• [STATED PROBLEM] Your task is to give the data again, exactly, with every line intact.

***** STORED ROWS

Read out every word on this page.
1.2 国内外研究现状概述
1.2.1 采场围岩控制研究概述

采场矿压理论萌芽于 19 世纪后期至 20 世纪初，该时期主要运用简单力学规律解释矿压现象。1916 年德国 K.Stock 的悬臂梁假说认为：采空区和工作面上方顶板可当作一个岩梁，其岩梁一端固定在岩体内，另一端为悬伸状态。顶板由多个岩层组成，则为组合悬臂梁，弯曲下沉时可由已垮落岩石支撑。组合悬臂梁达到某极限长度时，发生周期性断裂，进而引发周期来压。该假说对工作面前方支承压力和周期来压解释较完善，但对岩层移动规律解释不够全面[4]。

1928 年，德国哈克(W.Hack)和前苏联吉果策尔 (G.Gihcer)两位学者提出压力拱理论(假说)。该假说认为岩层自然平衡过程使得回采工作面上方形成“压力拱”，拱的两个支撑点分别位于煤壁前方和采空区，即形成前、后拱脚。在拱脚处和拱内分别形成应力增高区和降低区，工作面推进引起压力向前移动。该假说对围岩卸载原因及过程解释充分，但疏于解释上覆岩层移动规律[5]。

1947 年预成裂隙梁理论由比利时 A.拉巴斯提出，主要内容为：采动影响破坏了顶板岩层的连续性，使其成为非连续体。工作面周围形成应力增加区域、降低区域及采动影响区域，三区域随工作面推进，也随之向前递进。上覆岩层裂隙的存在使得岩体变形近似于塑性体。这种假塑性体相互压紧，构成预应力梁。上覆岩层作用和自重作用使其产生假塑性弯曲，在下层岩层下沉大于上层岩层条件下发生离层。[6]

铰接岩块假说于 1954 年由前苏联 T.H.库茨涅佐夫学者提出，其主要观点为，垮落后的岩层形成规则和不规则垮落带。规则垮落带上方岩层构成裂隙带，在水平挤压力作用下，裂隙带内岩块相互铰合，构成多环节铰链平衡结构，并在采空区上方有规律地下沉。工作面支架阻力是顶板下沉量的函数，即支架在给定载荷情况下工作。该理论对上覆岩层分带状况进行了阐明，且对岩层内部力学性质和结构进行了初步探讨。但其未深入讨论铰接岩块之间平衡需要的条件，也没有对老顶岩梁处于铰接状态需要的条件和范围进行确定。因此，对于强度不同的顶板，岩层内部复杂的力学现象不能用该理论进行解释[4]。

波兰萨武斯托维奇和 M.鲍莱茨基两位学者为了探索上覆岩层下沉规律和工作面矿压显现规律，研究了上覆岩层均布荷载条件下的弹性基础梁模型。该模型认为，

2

**********

• [ANSWER TO THE PROBLEM]
Read out every word on this page.
1.2 国内外研究现状概述
1.2.1 采场围岩控制研究概述

采场矿压理论萌芽于 19 世纪后期至 20 世纪初，该时期主要运用简单力学规律解释矿压现象。1916 年德国 K.Stock 的悬臂梁假说认为：采空区和工作面上方顶板可当作一个岩梁，其岩梁一端固定在岩体内，另一端为悬伸状态。顶板由多个岩层组成，则为组合悬臂梁，弯曲下沉时可由已垮落岩石支撑。组合悬臂梁达到某极限长度时，发生周期性断裂，进而引发周期来压。该假说对工作面前方支承压力和周期来压解释较完善，但对岩层移动规律解释不够全面[4]。

1928 年，德国哈克(W.Hack)和前苏联吉果策尔 (G.Gihcer)两位学者提出压力拱理论(假说)。该假说认为岩层自然平衡过程使得回采工作面上方形成“压力拱”，拱的两个支撑点分别位于煤壁前方和采空区，即形成前、后拱脚。在拱脚处和拱内分别形成应力增高区和降低区，工作面推进引起压力向前移动。该假说对围岩卸载原因及过程解释充分，但疏于解释上覆岩层移动规律[5]。

1947 年预成裂隙梁理论由比利时 A.拉巴斯提出，主要内容为：采动影响破坏了顶板岩层的连续性，使其成为非连续体。工作面周围形成应力增加区域、降低区域及采动影响区域，三区域随工作面推进，也随之向前递进。上覆岩层裂隙的存在使得岩体变形近似于塑性体。这种假塑性体相互压紧，构成预应力梁。上覆岩层作用和自重作用使其产生假塑性弯曲，在下层岩层下沉大于上层岩层条件下发生离层。[6]

铰接岩块假说于 1954 年由前苏联 T.H.库茨涅佐夫学者提出，其主要观点为，垮落后的岩层形成规则和不规则垮落带。规则垮落带上方岩层构成裂隙带，在水平挤压力作用下，裂隙带内岩块相互铰合，构成多环节铰链平衡结构，并在采空区上方有规律地下沉。工作面支架阻力是顶板下沉量的函数，即支架在给定载荷情况下工作。该理论对上覆岩层分带状况进行了阐明，且对岩层内部力学性质和结构进行了初步探讨。但其未深入讨论铰接岩块之间平衡需要的条件，也没有对老顶岩梁处于铰接状态需要的条件和范围进行确定。因此，对于强度不同的顶板，岩层内部复杂的力学现象不能用该理论进行解释[4]。

波兰萨武斯托维奇和 M.鲍莱茨基两位学者为了探索上覆岩层下沉规律和工作面矿压显现规律，研究了上覆岩层均布荷载条件下的弹性基础梁模型。该模型认为，

2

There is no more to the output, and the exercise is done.